>>>>>
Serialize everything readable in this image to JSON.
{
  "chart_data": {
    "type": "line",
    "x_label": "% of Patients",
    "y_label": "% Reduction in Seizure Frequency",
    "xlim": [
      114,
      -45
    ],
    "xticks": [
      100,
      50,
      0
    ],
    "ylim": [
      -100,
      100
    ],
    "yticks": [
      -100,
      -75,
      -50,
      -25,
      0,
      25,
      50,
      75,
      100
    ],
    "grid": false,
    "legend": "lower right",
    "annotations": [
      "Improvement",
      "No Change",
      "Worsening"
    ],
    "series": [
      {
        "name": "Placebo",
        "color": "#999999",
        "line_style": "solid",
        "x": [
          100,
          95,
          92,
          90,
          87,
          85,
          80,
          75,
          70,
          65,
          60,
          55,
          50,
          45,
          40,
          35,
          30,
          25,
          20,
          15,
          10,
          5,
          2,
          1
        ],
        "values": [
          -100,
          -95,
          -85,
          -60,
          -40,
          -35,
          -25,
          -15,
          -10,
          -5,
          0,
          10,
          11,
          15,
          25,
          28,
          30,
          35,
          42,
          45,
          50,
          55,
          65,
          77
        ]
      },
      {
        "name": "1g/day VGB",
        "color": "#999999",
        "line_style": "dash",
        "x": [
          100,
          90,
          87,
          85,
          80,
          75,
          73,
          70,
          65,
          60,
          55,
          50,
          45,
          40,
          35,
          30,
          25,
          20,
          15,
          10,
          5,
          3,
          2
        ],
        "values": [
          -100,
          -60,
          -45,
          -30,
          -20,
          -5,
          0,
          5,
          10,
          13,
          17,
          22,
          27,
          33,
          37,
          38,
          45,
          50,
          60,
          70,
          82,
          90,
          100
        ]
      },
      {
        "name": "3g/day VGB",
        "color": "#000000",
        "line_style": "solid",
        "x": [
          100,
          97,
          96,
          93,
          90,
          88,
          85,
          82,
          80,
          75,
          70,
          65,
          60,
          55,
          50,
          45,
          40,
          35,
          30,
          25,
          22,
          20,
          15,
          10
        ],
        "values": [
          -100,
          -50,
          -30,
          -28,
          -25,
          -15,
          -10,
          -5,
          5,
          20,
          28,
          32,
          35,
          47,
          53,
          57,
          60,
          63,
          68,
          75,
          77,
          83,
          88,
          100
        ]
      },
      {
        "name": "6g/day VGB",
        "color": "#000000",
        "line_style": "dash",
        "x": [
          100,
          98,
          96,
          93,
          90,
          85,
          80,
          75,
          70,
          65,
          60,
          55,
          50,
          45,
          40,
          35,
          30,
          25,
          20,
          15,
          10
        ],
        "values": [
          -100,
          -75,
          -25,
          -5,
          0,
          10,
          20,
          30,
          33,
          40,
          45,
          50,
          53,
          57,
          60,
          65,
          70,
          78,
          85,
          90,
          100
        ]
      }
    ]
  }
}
<<<<<
▶ [Action item]:
Each line of the listing should be copied exactly, with none left out.

▶ [Response area]:
Serialize everything readable in this image to JSON.
{
  "chart_data": {
    "type": "line",
    "x_label": "% of Patients",
    "y_label": "% Reduction in Seizure Frequency",
    "xlim": [
      114,
      -45
    ],
    "xticks": [
      100,
      50,
      0
    ],
    "ylim": [
      -100,
      100
    ],
    "yticks": [
      -100,
      -75,
      -50,
      -25,
      0,
      25,
      50,
      75,
      100
    ],
    "grid": false,
    "legend": "lower right",
    "annotations": [
      "Improvement",
      "No Change",
      "Worsening"
    ],
    "series": [
      {
        "name": "Placebo",
        "color": "#999999",
        "line_style": "solid",
        "x": [
          100,
          95,
          92,
          90,
          87,
          85,
          80,
          75,
          70,
          65,
          60,
          55,
          50,
          45,
          40,
          35,
          30,
          25,
          20,
          15,
          10,
          5,
          2,
          1
        ],
        "values": [
          -100,
          -95,
          -85,
          -60,
          -40,
          -35,
          -25,
          -15,
          -10,
          -5,
          0,
          10,
          11,
          15,
          25,
          28,
          30,
          35,
          42,
          45,
          50,
          55,
          65,
          77
        ]
      },
      {
        "name": "1g/day VGB",
        "color": "#999999",
        "line_style": "dash",
        "x": [
          100,
          90,
          87,
          85,
          80,
          75,
          73,
          70,
          65,
          60,
          55,
          50,
          45,
          40,
          35,
          30,
          25,
          20,
          15,
          10,
          5,
          3,
          2
        ],
        "values": [
          -100,
          -60,
          -45,
          -30,
          -20,
          -5,
          0,
          5,
          10,
          13,
          17,
          22,
          27,
          33,
          37,
          38,
          45,
          50,
          60,
          70,
          82,
          90,
          100
        ]
      },
      {
        "name": "3g/day VGB",
        "color": "#000000",
        "line_style": "solid",
        "x": [
          100,
          97,
          96,
          93,
          90,
          88,
          85,
          82,
          80,
          75,
          70,
          65,
          60,
          55,
          50,
          45,
          40,
          35,
          30,
          25,
          22,
          20,
          15,
          10
        ],
        "values": [
          -100,
          -50,
          -30,
          -28,
          -25,
          -15,
          -10,
          -5,
          5,
          20,
          28,
          32,
          35,
          47,
          53,
          57,
          60,
          63,
          68,
          75,
          77,
          83,
          88,
          100
        ]
      },
      {
        "name": "6g/day VGB",
        "color": "#000000",
        "line_style": "dash",
        "x": [
          100,
          98,
          96,
          93,
          90,
          85,
          80,
          75,
          70,
          65,
          60,
          55,
          50,
          45,
          40,
          35,
          30,
          25,
          20,
          15,
          10
        ],
        "values": [
          -100,
          -75,
          -25,
          -5,
          0,
          10,
          20,
          30,
          33,
          40,
          45,
          50,
          53,
          57,
          60,
          65,
          70,
          78,
          85,
          90,
          100
        ]
      }
    ]
  }
}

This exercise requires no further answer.